▶ **GIVEN INSTRUCTION**: Search the data for the string "icon" and gather each line it is in.

▶ **DATA LINES**:
-=-=-=-=-

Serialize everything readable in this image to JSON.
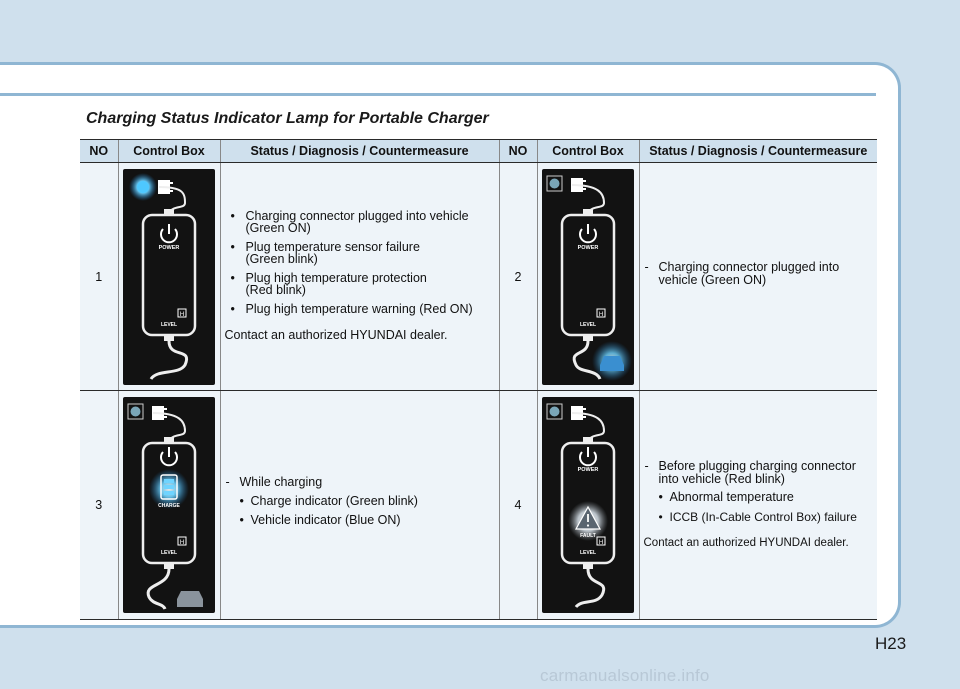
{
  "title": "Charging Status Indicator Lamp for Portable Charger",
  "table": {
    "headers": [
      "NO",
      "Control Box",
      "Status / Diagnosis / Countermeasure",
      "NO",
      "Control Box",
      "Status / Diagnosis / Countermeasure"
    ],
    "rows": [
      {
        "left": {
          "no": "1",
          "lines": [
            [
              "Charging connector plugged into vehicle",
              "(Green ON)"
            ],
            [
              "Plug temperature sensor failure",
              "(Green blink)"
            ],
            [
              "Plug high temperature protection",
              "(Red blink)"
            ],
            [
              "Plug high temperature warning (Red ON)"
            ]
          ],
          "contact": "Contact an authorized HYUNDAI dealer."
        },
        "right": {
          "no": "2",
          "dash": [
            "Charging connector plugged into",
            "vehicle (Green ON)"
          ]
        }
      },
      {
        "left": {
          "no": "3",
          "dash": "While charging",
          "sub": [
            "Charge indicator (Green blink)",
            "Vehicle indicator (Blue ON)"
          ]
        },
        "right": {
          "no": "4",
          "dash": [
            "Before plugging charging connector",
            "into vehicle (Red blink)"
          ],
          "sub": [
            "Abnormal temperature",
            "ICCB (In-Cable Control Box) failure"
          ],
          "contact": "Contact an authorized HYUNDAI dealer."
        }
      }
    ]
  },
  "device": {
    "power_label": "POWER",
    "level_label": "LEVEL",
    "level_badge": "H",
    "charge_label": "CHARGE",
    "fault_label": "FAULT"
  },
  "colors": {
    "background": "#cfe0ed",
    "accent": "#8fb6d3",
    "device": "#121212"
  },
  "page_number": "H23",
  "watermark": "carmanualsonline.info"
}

-=-=-=-=-

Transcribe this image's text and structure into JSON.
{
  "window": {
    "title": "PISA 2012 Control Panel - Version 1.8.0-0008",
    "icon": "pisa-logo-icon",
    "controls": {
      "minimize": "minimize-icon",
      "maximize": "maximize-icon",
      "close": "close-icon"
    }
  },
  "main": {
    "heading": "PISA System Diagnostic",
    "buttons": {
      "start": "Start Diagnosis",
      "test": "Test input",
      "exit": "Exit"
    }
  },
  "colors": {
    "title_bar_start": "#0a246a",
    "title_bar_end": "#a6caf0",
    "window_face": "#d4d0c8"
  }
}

-=-=-=-=-

▶ **SOLVED EXERCISE**:
    "icon": "pisa-logo-icon",
      "minimize": "minimize-icon",
      "maximize": "maximize-icon",
      "close": "close-icon"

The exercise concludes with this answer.